- [Brief] Count how many lines in this material contain "title". The answer is that number alone.

§

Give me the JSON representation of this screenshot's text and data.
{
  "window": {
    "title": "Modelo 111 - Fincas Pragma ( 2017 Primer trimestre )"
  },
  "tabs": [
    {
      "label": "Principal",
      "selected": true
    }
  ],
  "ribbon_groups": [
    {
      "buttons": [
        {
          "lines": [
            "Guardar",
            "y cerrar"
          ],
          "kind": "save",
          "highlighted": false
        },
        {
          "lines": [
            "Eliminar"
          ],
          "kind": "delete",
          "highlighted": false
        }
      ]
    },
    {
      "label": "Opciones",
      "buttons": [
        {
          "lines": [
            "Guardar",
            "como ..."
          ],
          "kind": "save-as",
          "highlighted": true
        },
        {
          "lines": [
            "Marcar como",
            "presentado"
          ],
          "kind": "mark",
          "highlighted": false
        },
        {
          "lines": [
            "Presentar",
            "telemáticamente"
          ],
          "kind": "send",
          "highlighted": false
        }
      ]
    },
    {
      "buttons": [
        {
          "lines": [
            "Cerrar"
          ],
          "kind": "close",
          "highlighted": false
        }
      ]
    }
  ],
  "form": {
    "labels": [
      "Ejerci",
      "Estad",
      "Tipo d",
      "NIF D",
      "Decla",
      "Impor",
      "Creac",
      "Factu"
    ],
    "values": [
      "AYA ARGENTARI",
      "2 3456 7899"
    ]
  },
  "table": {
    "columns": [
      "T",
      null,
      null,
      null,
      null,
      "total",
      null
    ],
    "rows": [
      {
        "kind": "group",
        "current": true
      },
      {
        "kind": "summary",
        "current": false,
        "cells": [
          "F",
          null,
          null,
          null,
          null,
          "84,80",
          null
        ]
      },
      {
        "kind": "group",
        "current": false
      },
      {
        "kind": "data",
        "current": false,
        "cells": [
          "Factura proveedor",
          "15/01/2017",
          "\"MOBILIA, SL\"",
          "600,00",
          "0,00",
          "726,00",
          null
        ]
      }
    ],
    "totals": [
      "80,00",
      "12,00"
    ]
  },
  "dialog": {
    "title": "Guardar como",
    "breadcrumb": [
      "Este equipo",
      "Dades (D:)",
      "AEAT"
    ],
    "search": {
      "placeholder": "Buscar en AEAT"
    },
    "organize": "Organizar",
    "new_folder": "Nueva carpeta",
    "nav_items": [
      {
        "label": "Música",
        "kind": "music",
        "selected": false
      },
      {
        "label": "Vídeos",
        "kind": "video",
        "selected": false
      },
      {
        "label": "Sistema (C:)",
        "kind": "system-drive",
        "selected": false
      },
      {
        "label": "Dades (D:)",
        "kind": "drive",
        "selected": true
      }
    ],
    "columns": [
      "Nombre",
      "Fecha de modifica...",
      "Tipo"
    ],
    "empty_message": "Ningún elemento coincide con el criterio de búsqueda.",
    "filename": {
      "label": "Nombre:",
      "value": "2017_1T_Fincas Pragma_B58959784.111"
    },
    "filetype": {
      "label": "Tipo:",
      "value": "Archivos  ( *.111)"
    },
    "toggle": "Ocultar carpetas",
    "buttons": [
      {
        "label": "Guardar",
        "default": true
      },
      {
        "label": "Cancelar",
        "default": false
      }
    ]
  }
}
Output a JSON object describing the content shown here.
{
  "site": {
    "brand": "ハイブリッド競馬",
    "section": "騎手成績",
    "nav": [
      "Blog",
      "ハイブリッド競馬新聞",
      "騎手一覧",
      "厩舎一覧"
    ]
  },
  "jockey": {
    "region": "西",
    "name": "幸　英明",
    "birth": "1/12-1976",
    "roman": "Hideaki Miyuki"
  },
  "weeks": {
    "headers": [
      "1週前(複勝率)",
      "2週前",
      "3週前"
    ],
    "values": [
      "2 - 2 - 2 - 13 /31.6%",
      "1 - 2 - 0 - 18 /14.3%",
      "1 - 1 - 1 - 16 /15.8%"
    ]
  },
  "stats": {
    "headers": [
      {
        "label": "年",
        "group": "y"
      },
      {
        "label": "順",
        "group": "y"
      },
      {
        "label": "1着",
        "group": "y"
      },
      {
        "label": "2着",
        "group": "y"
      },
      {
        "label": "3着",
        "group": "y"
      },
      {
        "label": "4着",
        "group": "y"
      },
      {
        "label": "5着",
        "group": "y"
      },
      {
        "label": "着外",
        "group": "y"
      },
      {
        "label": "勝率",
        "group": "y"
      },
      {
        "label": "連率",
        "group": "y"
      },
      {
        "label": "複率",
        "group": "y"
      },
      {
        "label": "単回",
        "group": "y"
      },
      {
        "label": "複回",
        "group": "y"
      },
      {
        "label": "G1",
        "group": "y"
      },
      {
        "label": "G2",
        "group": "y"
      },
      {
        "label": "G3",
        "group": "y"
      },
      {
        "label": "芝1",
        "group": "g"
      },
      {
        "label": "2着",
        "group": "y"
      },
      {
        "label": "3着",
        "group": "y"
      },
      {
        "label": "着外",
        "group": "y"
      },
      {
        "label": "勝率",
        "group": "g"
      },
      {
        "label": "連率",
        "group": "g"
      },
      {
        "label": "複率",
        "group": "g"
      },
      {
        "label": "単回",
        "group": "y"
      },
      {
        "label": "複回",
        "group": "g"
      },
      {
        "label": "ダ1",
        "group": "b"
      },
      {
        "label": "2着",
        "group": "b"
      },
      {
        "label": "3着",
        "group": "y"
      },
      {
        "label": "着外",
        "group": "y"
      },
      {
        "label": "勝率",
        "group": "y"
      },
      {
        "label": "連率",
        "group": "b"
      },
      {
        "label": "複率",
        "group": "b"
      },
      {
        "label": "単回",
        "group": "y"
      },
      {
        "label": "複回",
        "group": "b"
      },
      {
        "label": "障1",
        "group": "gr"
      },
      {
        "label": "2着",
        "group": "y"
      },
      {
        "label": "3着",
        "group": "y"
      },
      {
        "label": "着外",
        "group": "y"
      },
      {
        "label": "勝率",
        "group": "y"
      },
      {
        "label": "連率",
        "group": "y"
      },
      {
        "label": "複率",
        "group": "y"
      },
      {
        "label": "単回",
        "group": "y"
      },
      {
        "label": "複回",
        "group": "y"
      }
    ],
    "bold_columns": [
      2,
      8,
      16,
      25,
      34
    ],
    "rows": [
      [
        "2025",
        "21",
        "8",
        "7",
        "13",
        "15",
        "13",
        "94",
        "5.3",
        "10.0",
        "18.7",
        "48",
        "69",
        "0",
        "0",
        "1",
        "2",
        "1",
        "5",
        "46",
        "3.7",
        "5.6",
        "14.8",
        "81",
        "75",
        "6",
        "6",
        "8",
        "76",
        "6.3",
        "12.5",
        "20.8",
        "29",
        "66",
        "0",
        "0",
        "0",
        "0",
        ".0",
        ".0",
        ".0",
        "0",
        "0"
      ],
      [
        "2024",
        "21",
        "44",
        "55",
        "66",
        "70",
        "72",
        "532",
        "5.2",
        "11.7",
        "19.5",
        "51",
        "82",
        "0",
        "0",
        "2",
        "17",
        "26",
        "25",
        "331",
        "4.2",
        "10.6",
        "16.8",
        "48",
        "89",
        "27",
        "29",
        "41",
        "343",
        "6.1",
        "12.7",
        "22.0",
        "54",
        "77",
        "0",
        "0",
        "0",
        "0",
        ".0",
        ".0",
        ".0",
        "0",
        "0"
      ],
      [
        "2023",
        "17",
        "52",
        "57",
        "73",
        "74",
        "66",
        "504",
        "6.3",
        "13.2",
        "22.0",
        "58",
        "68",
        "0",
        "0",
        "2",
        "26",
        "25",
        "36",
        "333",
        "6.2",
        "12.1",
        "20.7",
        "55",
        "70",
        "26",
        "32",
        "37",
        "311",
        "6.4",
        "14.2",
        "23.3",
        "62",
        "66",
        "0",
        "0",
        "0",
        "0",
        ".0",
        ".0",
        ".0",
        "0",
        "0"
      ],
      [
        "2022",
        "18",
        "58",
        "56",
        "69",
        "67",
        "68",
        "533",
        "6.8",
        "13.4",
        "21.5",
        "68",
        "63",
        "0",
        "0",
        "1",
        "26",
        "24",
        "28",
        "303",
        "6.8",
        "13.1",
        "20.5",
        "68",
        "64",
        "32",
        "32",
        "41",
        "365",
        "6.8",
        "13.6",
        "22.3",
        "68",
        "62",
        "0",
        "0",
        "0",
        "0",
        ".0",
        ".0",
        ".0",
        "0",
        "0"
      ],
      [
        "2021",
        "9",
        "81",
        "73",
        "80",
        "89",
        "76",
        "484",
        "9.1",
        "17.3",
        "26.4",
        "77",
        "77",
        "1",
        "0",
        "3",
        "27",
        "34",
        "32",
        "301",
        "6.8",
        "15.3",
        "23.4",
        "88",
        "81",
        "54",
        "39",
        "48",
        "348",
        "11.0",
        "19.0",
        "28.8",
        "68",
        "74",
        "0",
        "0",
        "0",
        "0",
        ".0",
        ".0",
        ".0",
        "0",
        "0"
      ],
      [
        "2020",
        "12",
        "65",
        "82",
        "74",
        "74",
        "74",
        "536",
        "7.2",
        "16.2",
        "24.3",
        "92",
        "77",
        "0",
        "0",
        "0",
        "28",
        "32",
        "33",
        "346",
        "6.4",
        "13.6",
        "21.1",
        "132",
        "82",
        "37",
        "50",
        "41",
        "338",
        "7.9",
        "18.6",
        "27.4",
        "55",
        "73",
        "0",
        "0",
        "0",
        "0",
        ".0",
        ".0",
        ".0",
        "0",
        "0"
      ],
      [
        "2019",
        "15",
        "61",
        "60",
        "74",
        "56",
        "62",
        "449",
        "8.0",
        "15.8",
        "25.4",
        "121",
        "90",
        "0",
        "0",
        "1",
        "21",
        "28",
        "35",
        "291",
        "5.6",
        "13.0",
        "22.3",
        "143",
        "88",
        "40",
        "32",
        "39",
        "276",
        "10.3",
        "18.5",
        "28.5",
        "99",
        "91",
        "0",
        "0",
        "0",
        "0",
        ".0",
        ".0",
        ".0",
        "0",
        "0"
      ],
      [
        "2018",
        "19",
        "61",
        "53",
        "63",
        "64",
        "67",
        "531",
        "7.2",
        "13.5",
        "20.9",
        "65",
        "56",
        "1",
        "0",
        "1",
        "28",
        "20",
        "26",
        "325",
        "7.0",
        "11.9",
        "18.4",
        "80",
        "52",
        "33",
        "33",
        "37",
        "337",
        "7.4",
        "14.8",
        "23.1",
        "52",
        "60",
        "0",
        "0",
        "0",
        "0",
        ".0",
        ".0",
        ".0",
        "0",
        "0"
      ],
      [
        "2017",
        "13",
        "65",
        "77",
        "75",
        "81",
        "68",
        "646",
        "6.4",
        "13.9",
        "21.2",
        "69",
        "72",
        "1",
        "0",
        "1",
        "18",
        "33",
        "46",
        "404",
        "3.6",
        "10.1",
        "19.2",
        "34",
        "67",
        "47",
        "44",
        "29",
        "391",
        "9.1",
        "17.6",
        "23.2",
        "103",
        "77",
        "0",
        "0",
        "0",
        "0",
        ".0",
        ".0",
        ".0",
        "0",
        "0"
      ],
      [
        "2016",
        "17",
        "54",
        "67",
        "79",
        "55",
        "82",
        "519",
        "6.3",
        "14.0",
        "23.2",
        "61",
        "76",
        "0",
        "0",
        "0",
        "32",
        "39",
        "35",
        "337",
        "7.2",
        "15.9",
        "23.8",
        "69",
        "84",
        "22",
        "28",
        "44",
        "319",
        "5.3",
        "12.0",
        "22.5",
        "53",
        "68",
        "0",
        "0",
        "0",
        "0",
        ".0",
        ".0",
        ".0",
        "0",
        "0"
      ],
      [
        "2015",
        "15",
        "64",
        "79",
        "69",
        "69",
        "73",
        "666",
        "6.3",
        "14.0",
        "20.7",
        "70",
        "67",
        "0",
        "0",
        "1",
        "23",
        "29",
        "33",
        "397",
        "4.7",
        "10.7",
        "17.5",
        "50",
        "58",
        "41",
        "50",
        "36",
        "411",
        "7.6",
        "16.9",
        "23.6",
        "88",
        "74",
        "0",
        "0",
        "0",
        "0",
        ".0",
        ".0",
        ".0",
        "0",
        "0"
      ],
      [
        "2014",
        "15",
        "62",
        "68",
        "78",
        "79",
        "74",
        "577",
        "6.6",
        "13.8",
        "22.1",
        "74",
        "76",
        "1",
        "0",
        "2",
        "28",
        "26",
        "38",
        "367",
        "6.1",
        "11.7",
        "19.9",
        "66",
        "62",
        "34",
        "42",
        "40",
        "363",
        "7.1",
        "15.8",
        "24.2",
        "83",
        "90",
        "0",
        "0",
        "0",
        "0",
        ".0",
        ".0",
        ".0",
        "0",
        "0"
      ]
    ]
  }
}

§

- [Task result] 2